_AIM OF THE EXERCISE_
Retype the data that follows line by line, exactly, and leave its pictures out.
******
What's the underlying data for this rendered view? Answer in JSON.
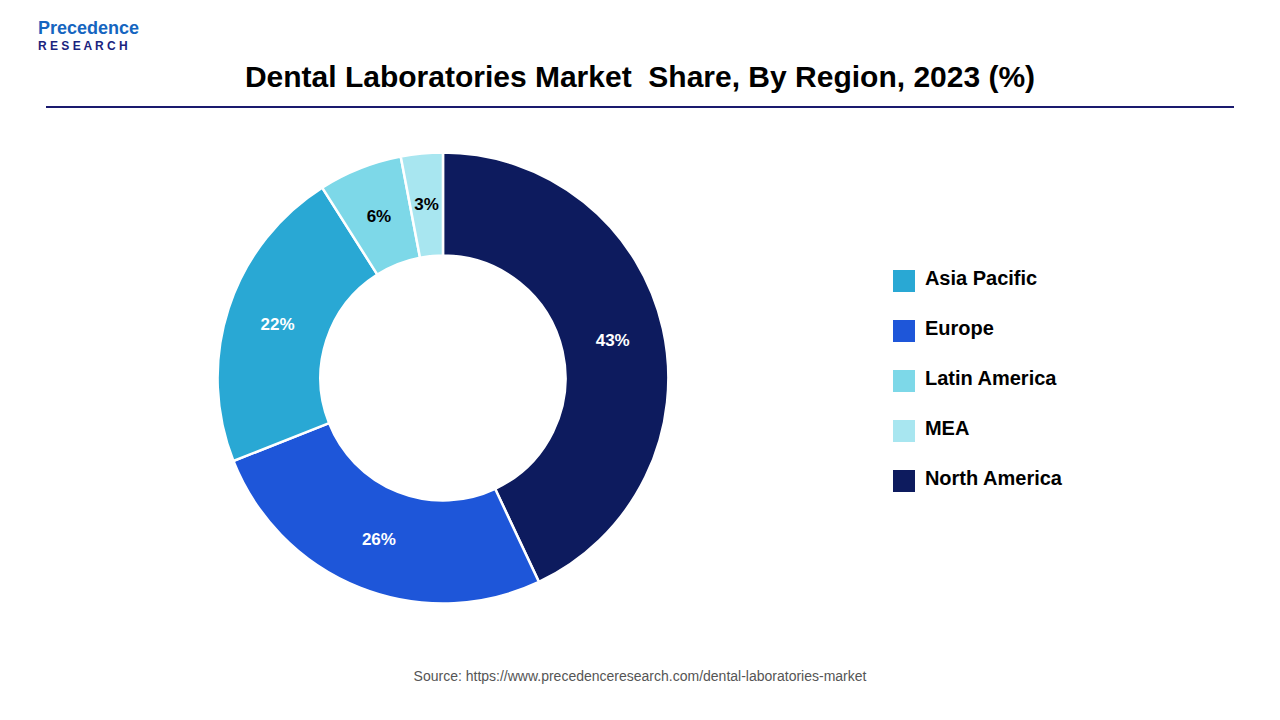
{
  "chart_data": {
    "type": "pie",
    "title": "Dental Laboratories Market  Share, By Region, 2023 (%)",
    "categories": [
      "North America",
      "Europe",
      "Asia Pacific",
      "Latin America",
      "MEA"
    ],
    "values": [
      43,
      26,
      22,
      6,
      3
    ],
    "value_labels": [
      "43%",
      "26%",
      "22%",
      "6%",
      "3%"
    ],
    "colors": [
      "#0d1b5e",
      "#1e56d9",
      "#29a8d4",
      "#7dd8e8",
      "#a8e6f0"
    ],
    "data_labels": true,
    "legend": "right",
    "annotations": [
      "Precedence",
      "R E S E A R C H",
      "Source: https://www.precedenceresearch.com/dental-laboratories-market"
    ]
  }
}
******
_SOLUTION_
What's the underlying data for this rendered view? Answer in JSON.
{
  "chart_data": {
    "type": "pie",
    "title": "Dental Laboratories Market  Share, By Region, 2023 (%)",
    "categories": [
      "North America",
      "Europe",
      "Asia Pacific",
      "Latin America",
      "MEA"
    ],
    "values": [
      43,
      26,
      22,
      6,
      3
    ],
    "value_labels": [
      "43%",
      "26%",
      "22%",
      "6%",
      "3%"
    ],
    "colors": [
      "#0d1b5e",
      "#1e56d9",
      "#29a8d4",
      "#7dd8e8",
      "#a8e6f0"
    ],
    "data_labels": true,
    "legend": "right",
    "annotations": [
      "Precedence",
      "R E S E A R C H",
      "Source: https://www.precedenceresearch.com/dental-laboratories-market"
    ]
  }
}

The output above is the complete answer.